- [The request] Render the stretch of material from the line containing "Patent image size: (956, 825)." through the line containing "The pattern electrode 2012 is at (628, 505)." as a JSON list of strings, one string per line, with blank lines omitted.

- [The records]
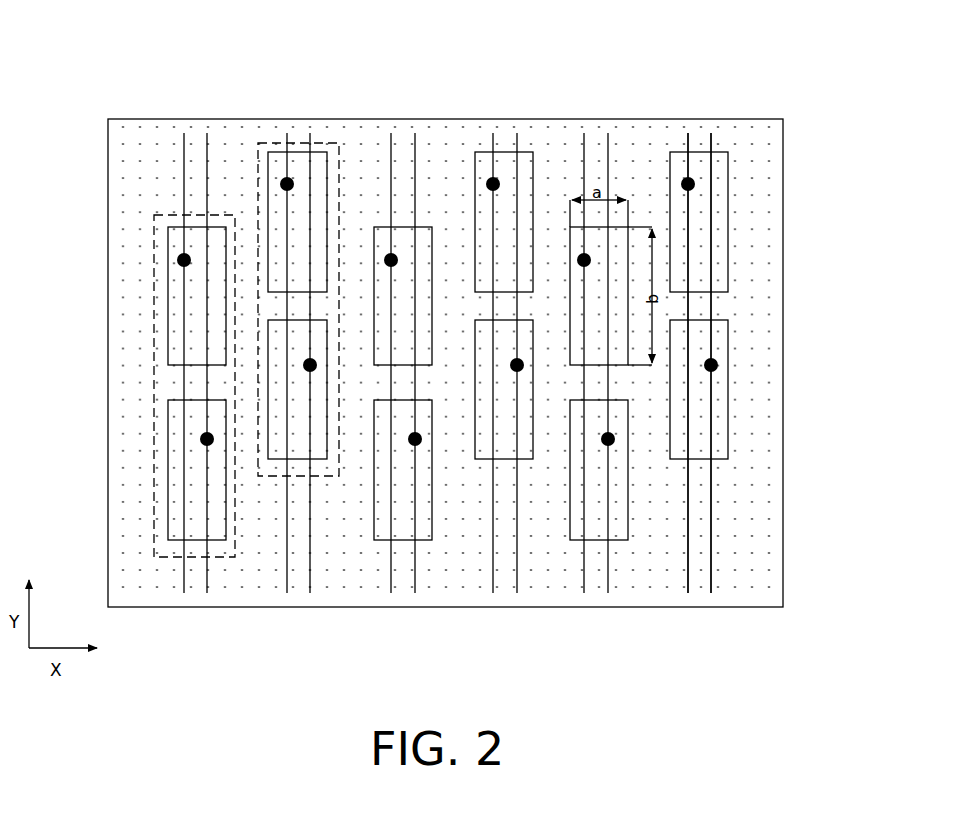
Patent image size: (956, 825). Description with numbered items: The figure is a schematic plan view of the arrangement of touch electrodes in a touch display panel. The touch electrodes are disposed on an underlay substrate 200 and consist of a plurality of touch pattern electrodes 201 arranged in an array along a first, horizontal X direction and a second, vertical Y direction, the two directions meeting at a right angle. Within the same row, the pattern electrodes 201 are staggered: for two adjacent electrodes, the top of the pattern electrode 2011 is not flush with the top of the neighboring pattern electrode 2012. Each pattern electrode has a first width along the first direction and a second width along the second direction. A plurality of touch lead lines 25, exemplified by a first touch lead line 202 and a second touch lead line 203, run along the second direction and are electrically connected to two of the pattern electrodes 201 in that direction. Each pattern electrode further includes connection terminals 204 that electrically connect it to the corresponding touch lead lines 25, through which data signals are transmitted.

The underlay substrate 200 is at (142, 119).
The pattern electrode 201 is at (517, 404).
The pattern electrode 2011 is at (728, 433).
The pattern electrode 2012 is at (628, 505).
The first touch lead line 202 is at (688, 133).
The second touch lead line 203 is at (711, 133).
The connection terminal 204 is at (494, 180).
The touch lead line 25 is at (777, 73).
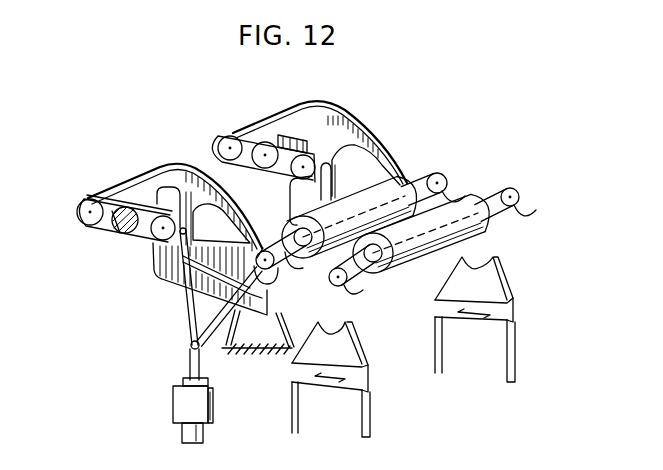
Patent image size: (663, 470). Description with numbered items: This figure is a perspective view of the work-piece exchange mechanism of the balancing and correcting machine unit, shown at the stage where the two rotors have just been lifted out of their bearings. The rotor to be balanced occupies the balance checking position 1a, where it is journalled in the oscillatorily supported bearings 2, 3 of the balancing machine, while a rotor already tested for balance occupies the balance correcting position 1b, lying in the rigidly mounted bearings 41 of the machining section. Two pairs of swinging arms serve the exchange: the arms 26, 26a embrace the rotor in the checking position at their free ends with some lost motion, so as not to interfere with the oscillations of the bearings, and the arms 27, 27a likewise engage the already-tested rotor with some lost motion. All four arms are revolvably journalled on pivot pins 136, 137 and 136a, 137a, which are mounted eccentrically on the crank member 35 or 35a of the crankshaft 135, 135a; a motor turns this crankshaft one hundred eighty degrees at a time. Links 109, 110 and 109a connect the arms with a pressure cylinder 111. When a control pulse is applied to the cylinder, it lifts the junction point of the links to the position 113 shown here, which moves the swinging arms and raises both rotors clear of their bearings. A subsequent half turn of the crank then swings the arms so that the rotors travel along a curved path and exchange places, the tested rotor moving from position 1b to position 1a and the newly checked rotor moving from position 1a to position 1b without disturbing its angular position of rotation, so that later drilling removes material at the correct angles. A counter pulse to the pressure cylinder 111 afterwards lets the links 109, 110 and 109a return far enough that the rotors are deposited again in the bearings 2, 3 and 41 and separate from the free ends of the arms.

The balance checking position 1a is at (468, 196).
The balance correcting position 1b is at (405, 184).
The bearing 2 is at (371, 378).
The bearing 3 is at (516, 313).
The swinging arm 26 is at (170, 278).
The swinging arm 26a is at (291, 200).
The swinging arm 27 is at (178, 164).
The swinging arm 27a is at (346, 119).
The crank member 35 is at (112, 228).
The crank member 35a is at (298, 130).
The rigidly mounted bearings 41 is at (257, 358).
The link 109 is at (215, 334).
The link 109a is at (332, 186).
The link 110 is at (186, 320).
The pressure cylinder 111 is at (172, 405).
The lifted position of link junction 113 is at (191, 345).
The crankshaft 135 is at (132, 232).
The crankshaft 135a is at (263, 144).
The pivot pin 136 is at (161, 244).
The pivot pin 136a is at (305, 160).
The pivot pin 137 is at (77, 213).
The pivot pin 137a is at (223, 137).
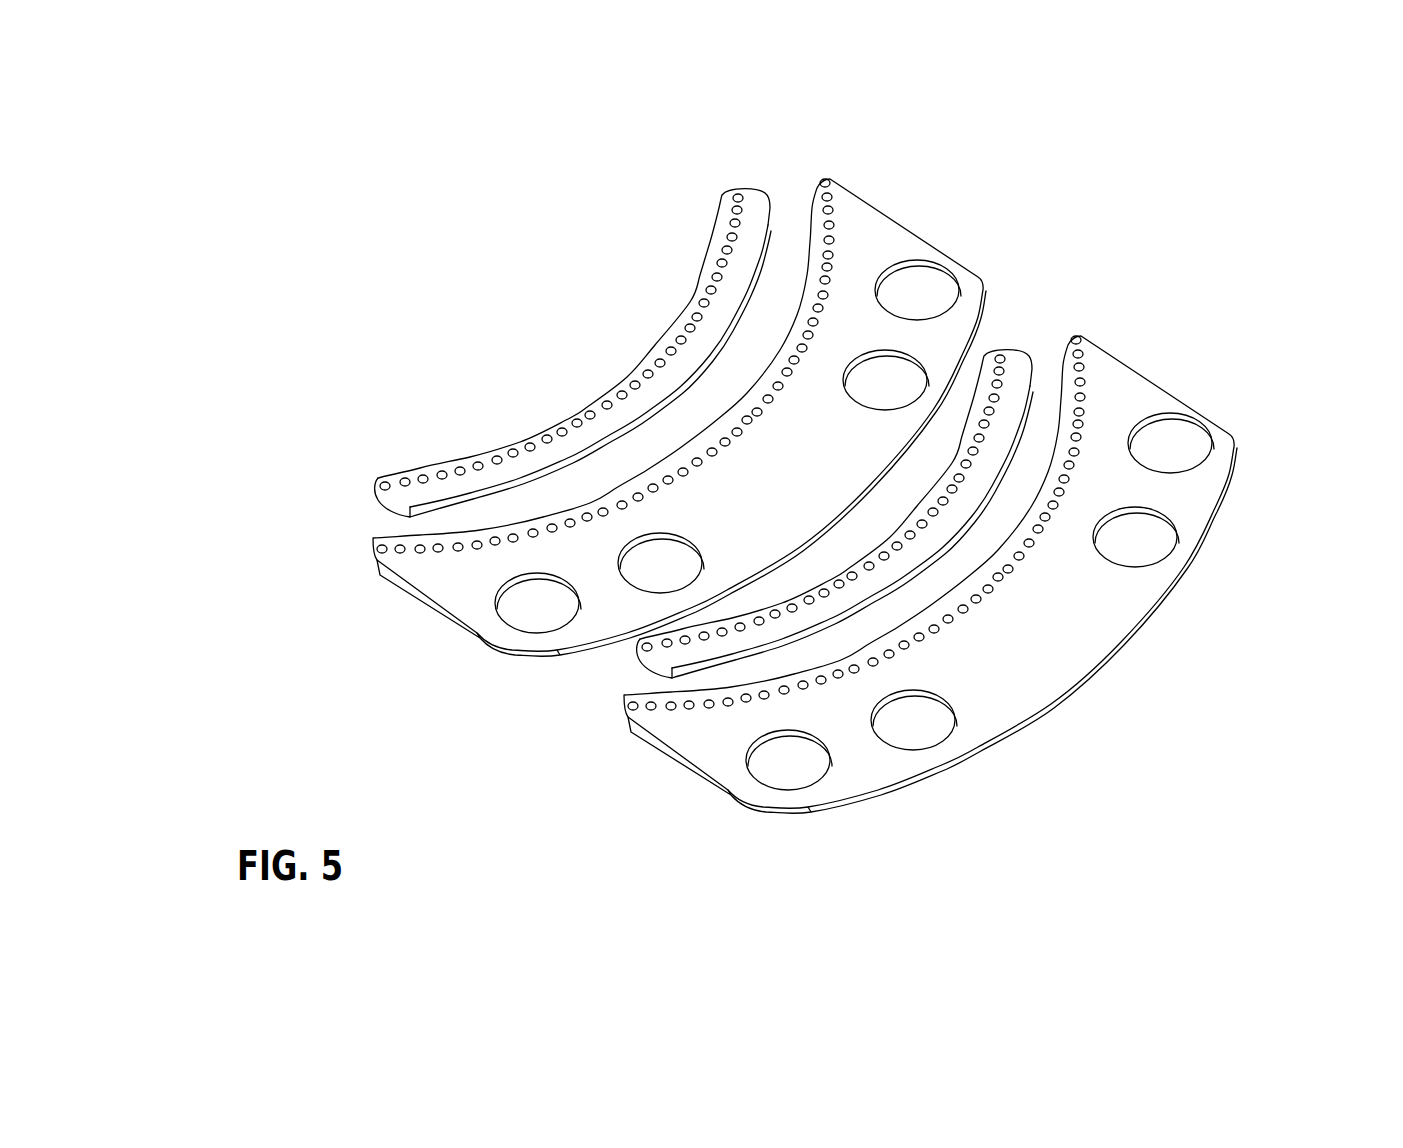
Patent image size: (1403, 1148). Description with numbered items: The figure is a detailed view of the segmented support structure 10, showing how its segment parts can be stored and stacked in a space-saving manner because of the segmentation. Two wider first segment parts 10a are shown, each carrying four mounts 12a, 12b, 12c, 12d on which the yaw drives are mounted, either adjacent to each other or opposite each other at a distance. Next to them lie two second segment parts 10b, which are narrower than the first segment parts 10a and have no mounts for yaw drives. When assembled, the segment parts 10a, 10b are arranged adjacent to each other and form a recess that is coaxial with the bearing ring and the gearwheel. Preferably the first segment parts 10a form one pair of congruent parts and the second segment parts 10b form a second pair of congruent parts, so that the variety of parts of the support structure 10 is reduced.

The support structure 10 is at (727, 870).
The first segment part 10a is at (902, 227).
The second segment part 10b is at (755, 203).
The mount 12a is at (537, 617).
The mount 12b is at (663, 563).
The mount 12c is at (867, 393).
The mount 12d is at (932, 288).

--

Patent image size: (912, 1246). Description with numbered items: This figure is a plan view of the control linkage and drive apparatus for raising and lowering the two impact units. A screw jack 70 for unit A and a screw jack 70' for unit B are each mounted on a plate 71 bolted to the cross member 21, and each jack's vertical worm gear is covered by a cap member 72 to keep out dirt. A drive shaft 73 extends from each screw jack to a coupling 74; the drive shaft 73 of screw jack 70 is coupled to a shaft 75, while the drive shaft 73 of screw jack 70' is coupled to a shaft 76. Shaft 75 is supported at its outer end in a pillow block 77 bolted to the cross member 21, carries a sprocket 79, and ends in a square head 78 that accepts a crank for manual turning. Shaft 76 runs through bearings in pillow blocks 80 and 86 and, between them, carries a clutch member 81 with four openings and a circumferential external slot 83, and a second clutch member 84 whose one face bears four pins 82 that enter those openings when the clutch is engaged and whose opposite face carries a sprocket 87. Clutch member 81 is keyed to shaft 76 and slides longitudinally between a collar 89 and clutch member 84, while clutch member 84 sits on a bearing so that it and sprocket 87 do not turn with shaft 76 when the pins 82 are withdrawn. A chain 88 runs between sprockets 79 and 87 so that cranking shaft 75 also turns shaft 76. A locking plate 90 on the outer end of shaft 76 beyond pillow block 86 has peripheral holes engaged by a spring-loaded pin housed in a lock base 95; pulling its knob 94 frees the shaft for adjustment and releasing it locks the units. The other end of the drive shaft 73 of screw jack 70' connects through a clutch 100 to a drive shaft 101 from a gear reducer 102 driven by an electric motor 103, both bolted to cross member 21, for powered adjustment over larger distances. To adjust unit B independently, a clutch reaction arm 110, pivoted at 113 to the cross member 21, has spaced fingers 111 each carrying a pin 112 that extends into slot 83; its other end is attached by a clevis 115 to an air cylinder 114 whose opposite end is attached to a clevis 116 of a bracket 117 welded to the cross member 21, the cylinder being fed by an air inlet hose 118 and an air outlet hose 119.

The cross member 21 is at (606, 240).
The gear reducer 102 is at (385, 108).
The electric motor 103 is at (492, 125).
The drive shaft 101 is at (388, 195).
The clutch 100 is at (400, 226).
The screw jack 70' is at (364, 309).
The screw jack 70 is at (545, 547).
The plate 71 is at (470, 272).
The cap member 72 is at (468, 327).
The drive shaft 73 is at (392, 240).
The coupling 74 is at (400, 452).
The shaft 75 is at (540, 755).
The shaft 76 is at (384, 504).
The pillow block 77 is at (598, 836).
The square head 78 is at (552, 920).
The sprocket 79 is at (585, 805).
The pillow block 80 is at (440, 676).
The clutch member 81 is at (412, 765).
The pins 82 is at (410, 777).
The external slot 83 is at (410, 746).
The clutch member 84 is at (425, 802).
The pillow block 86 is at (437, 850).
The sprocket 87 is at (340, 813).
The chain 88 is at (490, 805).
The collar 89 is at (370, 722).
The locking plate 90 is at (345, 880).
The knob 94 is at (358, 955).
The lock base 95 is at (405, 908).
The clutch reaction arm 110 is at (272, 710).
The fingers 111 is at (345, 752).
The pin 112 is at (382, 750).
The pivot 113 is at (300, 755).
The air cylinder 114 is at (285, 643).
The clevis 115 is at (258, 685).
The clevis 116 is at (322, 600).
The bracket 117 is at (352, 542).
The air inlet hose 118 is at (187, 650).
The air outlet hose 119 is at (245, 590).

- [Answer to the task]
[
  "Patent image size: (956, 825). Description with numbered items: The figure is a schematic plan view of the arrangement of touch electrodes in a touch display panel. The touch electrodes are disposed on an underlay substrate 200 and consist of a plurality of touch pattern electrodes 201 arranged in an array along a first, horizontal X direction and a second, vertical Y direction, the two directions meeting at a right angle. Within the same row, the pattern electrodes 201 are staggered: for two adjacent electrodes, the top of the pattern electrode 2011 is not flush with the top of the neighboring pattern electrode 2012. Each pattern electrode has a first width along the first direction and a second width along the second direction. A plurality of touch lead lines 25, exemplified by a first touch lead line 202 and a second touch lead line 203, run along the second direction and are electrically connected to two of the pattern electrodes 201 in that direction. Each pattern electrode further includes connection terminals 204 that electrically connect it to the corresponding touch lead lines 25, through which data signals are transmitted.",
  "The underlay substrate 200 is at (142, 119).",
  "The pattern electrode 201 is at (517, 404).",
  "The pattern electrode 2011 is at (728, 433).",
  "The pattern electrode 2012 is at (628, 505)."
]